Short exercise:
Revise everything from the line containing "x-tick-label: 10000 [921, 1069, 993, 1099]" down to the line containing "x-tick-label: 6000 [624, 1069, 682, 1099]", changing "y-tick-label" to "y-axis-tick" and keeping the rest unchanged. Return only those lines.

[Layout element annotations]
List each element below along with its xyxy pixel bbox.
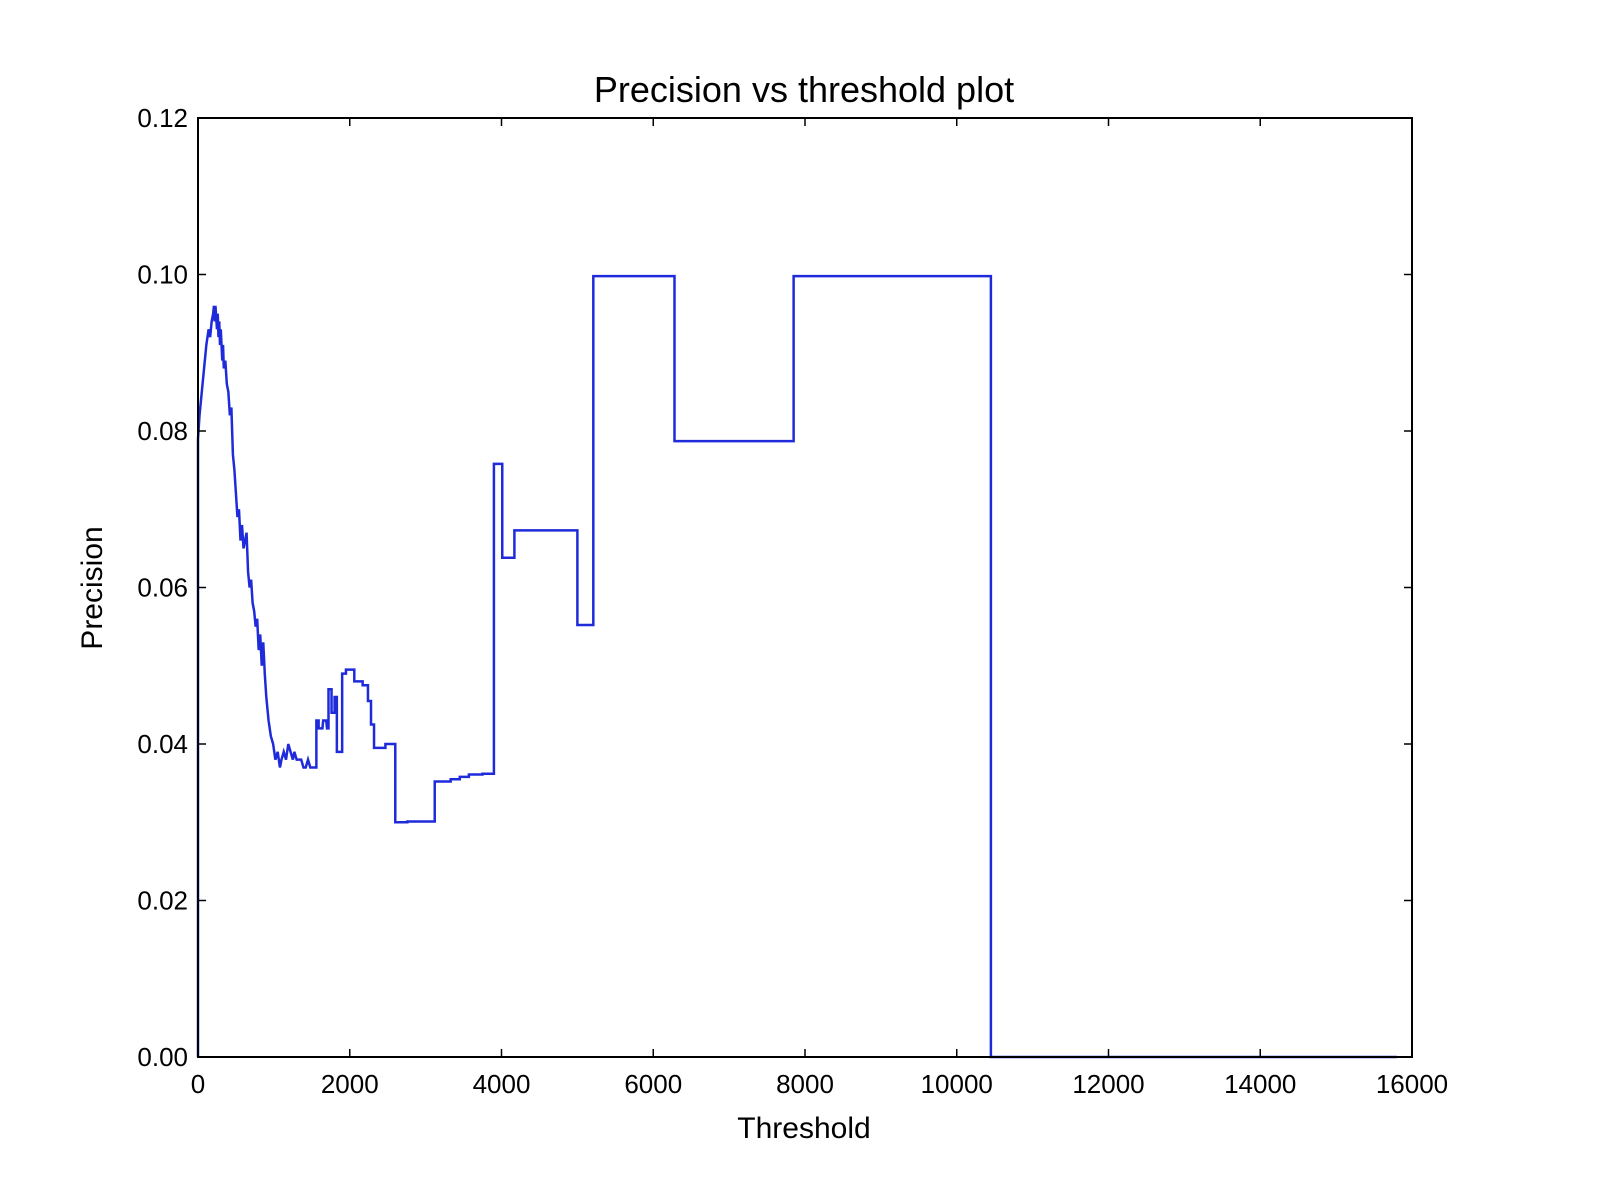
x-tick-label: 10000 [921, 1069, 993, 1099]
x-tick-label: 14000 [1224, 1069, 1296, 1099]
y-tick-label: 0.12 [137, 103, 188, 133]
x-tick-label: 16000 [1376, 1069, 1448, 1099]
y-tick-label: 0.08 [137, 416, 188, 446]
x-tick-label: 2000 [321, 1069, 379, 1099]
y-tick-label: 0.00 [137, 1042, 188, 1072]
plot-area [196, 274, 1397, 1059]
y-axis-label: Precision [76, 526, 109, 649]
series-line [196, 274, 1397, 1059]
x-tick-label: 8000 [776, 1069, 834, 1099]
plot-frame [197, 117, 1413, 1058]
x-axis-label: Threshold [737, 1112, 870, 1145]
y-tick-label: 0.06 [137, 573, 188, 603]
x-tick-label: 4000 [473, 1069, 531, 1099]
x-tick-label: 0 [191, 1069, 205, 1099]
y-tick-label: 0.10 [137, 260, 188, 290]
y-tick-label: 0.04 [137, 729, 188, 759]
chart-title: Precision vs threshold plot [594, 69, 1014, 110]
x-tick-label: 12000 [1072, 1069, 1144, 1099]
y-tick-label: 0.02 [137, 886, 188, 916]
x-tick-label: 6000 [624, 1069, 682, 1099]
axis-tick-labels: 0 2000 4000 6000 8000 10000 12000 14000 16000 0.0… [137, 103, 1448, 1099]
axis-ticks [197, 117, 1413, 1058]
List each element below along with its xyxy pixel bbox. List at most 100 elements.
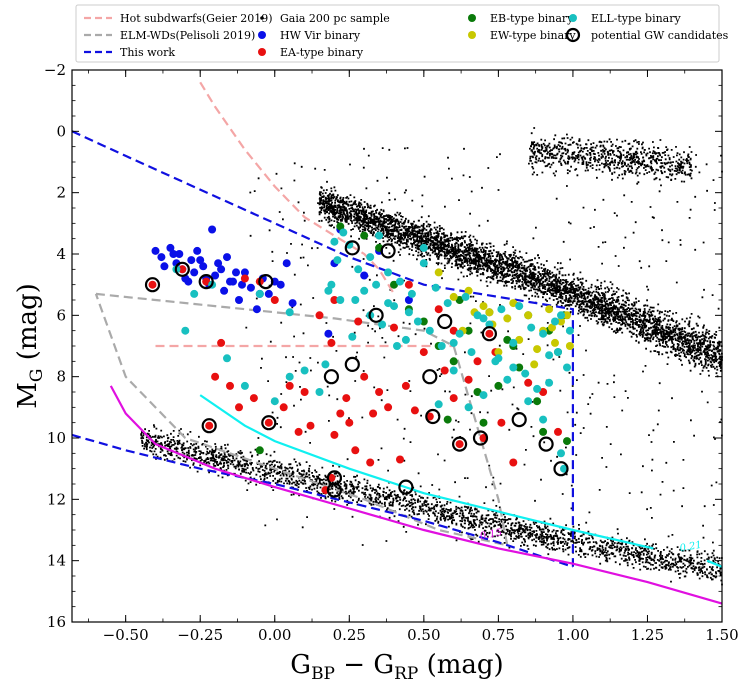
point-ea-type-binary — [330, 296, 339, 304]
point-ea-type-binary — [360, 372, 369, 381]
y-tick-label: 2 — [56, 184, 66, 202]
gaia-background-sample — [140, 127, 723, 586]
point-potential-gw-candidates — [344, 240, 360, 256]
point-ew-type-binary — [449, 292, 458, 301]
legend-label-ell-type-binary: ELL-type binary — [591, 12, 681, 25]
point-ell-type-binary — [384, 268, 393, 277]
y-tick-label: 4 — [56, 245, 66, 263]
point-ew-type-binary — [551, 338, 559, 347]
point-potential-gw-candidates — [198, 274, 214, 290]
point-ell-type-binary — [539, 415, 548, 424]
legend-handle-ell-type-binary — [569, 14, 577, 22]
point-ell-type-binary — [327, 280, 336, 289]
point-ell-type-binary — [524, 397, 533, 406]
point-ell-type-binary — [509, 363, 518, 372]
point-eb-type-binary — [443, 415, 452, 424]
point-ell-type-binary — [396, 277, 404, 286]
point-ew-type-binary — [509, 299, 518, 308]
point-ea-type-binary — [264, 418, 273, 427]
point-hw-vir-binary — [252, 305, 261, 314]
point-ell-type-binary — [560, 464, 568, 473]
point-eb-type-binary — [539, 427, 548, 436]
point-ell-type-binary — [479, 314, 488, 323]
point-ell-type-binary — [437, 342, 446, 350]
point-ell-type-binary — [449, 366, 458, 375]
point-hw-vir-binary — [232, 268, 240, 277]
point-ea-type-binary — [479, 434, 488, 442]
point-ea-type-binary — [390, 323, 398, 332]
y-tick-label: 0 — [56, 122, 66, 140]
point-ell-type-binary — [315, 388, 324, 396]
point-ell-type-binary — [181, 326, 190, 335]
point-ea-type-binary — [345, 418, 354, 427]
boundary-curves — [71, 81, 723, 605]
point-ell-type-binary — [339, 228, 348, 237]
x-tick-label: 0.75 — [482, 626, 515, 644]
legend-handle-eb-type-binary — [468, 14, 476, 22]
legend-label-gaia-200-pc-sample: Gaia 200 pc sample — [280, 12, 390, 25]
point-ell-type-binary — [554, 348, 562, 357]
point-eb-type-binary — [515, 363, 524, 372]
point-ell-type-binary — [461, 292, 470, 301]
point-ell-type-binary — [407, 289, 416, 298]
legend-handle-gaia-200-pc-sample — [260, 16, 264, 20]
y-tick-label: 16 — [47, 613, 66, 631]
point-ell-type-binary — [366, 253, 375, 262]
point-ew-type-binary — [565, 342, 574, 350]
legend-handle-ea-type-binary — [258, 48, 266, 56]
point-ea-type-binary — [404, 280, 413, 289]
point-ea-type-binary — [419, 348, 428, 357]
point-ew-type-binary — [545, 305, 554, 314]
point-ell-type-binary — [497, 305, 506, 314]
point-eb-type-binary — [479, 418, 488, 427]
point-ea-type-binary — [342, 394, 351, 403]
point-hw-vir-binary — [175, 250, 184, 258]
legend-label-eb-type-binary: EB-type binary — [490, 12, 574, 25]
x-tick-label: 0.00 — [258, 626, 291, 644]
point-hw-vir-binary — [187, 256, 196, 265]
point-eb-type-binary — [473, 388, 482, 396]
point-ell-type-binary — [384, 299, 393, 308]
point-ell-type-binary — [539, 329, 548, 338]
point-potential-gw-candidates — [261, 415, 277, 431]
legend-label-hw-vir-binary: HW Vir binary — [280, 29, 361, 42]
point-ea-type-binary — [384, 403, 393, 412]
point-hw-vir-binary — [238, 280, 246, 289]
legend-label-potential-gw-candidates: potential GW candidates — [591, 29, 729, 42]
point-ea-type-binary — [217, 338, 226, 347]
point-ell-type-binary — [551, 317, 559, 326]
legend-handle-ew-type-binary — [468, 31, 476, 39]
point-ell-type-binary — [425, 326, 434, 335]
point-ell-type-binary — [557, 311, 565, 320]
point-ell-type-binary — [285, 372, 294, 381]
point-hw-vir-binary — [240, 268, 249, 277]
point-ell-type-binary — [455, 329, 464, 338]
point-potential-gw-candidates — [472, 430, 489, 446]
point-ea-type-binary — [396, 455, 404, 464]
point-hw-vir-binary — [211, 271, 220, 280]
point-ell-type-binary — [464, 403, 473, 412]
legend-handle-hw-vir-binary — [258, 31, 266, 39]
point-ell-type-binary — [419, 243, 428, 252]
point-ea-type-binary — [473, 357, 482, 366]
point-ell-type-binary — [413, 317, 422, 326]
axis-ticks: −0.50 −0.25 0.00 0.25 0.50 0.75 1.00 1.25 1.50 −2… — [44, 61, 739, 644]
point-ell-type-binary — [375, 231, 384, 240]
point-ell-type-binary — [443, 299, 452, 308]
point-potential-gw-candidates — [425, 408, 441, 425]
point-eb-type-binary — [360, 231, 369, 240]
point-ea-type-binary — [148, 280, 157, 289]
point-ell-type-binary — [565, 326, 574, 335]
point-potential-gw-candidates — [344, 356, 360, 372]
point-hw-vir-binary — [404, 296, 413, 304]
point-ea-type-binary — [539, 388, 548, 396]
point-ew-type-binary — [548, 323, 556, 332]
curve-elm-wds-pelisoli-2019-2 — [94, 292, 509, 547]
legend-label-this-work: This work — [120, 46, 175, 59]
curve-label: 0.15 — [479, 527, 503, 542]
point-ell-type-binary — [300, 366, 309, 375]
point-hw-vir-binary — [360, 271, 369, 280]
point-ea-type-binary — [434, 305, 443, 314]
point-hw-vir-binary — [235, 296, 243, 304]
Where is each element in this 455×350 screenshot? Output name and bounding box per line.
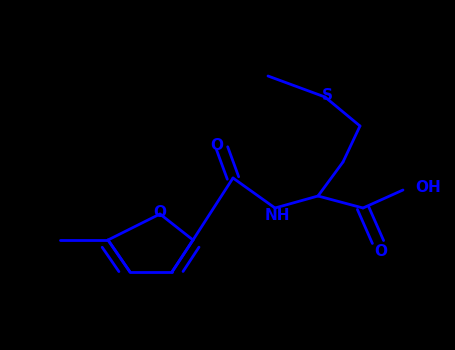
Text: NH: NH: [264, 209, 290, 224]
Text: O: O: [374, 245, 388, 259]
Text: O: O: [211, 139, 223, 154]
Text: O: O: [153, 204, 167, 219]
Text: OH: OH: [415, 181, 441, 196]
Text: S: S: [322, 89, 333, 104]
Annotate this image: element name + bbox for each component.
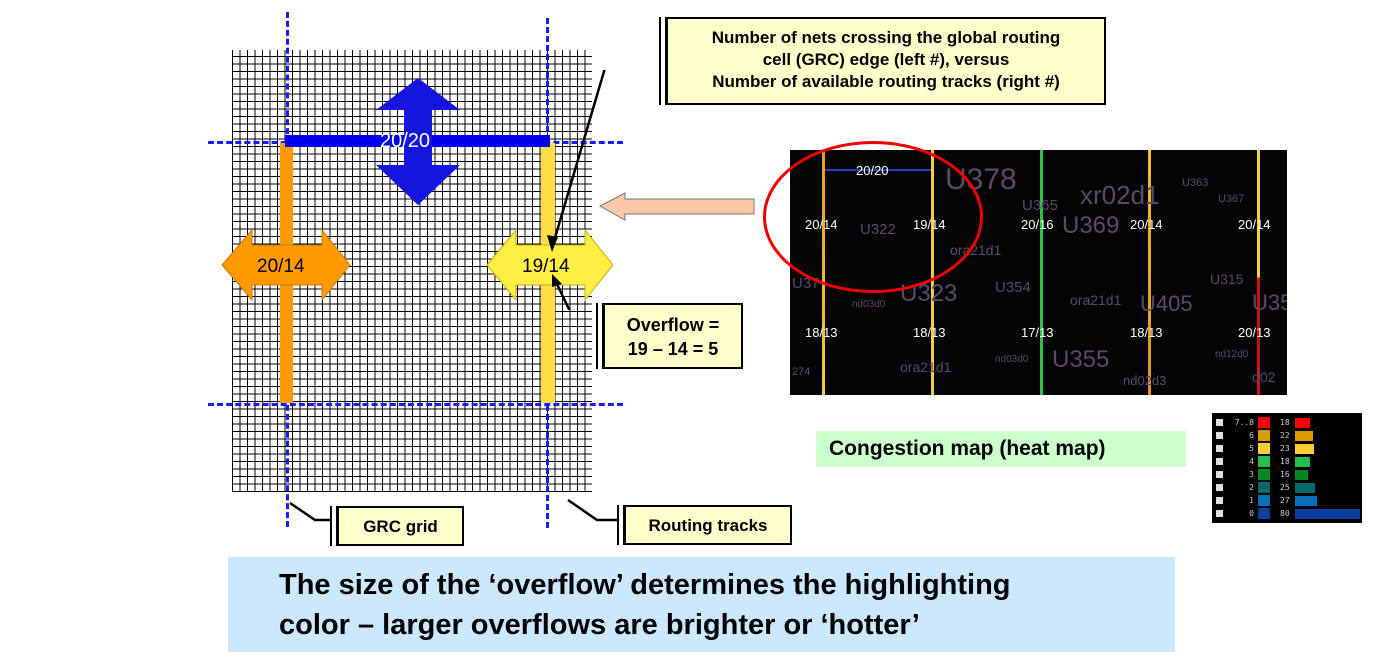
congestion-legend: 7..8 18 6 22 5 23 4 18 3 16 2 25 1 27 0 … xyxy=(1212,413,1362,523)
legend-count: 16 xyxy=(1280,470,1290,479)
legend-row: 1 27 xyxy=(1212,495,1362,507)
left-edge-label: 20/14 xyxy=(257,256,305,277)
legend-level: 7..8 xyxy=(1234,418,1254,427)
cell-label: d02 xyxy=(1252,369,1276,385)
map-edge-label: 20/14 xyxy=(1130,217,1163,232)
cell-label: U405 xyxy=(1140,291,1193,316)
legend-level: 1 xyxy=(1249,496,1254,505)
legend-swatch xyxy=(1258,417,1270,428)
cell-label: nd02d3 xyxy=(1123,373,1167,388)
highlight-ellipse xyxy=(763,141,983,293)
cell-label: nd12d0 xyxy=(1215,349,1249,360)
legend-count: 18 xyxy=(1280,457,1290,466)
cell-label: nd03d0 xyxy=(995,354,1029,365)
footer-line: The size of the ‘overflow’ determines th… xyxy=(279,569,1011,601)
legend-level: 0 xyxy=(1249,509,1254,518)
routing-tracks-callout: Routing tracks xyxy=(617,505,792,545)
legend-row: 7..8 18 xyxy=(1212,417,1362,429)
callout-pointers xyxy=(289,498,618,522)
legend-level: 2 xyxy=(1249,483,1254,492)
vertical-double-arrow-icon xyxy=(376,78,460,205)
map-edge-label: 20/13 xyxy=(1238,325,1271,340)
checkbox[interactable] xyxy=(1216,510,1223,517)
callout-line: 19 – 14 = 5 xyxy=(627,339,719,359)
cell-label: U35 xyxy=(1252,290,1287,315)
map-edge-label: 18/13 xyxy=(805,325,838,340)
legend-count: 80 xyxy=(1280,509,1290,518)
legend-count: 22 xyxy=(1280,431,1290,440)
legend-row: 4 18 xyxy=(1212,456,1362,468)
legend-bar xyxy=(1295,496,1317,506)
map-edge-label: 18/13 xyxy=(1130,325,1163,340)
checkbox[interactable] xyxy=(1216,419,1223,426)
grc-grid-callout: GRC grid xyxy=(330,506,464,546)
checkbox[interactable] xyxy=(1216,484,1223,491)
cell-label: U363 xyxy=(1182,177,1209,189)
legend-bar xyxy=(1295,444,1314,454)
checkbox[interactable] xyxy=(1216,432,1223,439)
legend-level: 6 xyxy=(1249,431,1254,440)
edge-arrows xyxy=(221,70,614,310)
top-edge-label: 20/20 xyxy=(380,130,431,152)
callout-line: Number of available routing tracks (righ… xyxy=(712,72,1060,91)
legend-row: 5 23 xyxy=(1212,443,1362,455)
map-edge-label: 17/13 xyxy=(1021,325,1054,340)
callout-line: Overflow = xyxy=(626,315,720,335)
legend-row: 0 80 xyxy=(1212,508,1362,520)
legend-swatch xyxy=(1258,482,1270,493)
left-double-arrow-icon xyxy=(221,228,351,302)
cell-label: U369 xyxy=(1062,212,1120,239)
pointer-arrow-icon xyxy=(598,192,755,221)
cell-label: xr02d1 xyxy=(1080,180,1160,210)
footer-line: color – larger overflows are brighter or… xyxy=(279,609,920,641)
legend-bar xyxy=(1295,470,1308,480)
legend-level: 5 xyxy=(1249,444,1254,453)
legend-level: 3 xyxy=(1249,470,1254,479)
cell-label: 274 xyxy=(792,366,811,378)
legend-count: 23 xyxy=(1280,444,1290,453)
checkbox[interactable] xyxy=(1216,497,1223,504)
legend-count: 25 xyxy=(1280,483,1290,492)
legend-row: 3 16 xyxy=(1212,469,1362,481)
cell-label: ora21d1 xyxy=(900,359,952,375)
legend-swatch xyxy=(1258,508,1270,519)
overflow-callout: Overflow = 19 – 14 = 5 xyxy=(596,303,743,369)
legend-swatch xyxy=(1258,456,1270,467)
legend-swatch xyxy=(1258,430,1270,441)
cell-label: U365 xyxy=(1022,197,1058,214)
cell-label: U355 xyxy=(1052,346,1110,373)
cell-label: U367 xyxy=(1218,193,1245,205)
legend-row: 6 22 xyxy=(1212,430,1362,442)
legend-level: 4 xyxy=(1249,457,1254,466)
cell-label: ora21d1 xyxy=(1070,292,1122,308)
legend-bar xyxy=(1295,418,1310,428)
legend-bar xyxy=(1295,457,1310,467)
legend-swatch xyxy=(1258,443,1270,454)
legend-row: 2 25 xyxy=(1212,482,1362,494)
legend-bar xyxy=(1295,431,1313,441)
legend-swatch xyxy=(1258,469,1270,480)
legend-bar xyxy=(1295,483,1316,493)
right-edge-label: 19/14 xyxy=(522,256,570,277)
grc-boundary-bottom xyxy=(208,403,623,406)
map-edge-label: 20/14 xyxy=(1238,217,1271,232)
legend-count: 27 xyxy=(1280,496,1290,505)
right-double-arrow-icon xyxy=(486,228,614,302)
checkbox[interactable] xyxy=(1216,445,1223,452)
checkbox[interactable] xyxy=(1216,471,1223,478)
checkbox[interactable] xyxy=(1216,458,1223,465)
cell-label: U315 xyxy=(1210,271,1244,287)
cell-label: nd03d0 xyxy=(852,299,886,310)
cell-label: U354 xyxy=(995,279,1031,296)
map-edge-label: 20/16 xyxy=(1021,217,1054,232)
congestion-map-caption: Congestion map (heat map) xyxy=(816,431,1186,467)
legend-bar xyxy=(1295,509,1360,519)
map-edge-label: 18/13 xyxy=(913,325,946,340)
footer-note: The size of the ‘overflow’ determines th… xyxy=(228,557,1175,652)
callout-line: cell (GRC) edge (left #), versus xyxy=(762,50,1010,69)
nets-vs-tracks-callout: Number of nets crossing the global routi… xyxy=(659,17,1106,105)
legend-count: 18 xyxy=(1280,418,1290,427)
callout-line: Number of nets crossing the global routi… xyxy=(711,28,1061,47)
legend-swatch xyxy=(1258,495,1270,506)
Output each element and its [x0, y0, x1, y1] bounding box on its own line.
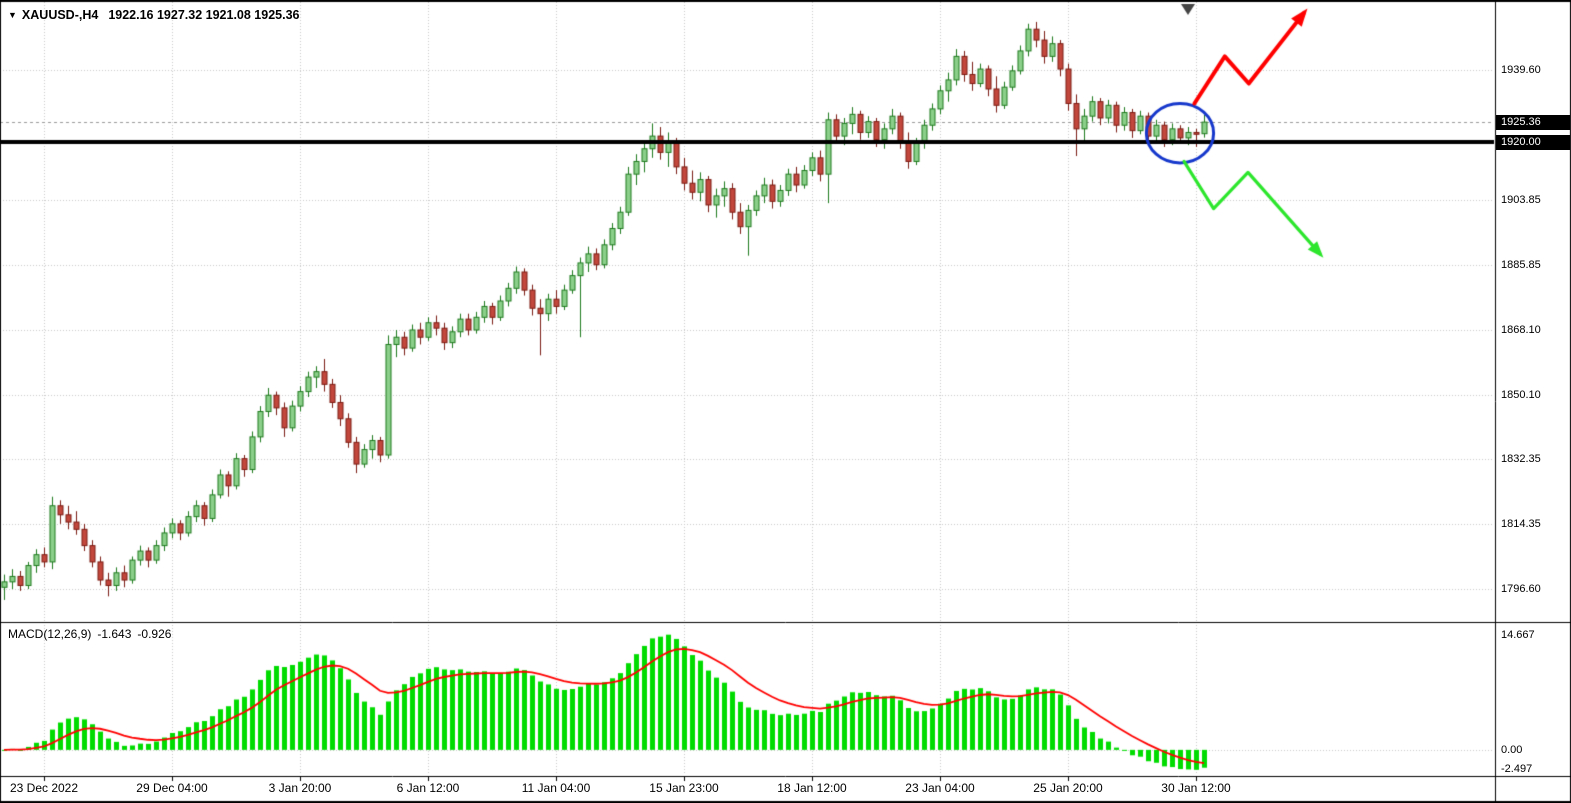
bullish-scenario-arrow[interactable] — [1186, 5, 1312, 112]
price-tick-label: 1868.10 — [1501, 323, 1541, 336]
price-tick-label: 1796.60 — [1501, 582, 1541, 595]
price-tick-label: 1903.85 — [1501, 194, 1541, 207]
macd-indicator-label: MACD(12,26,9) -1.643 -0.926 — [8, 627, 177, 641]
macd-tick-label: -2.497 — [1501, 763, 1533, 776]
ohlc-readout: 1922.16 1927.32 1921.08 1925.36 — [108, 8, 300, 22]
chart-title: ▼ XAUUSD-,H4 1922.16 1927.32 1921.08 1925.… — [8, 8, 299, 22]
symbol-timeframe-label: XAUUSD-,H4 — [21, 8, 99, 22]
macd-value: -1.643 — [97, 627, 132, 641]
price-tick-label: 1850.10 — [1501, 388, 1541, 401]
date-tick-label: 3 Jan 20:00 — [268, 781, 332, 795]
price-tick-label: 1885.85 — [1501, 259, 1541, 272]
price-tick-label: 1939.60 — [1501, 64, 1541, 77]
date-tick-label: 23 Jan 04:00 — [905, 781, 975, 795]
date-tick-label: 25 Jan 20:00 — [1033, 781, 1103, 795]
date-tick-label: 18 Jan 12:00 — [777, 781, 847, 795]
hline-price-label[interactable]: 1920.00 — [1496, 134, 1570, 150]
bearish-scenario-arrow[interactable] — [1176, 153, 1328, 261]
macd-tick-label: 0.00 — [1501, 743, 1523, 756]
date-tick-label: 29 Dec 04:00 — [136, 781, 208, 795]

Written reply:
x-tick-label: 10000 [921, 1069, 993, 1099]
x-tick-label: 14000 [1224, 1069, 1296, 1099]
y-axis-tick: 0.12 [137, 103, 188, 133]
x-tick-label: 16000 [1376, 1069, 1448, 1099]
y-axis-tick: 0.08 [137, 416, 188, 446]
x-tick-label: 2000 [321, 1069, 379, 1099]
y-axis-tick: 0.00 [137, 1042, 188, 1072]
plot-area [196, 274, 1397, 1059]
y-axis-label: Precision [76, 526, 109, 649]
series-line [196, 274, 1397, 1059]
x-tick-label: 8000 [776, 1069, 834, 1099]
plot-frame [197, 117, 1413, 1058]
x-axis-label: Threshold [737, 1112, 870, 1145]
y-axis-tick: 0.06 [137, 573, 188, 603]
x-tick-label: 4000 [473, 1069, 531, 1099]
x-tick-label: 0 [191, 1069, 205, 1099]
y-axis-tick: 0.10 [137, 260, 188, 290]
y-axis-tick: 0.04 [137, 729, 188, 759]
chart-title: Precision vs threshold plot [594, 69, 1014, 110]
x-tick-label: 12000 [1072, 1069, 1144, 1099]
y-axis-tick: 0.02 [137, 886, 188, 916]
x-tick-label: 6000 [624, 1069, 682, 1099]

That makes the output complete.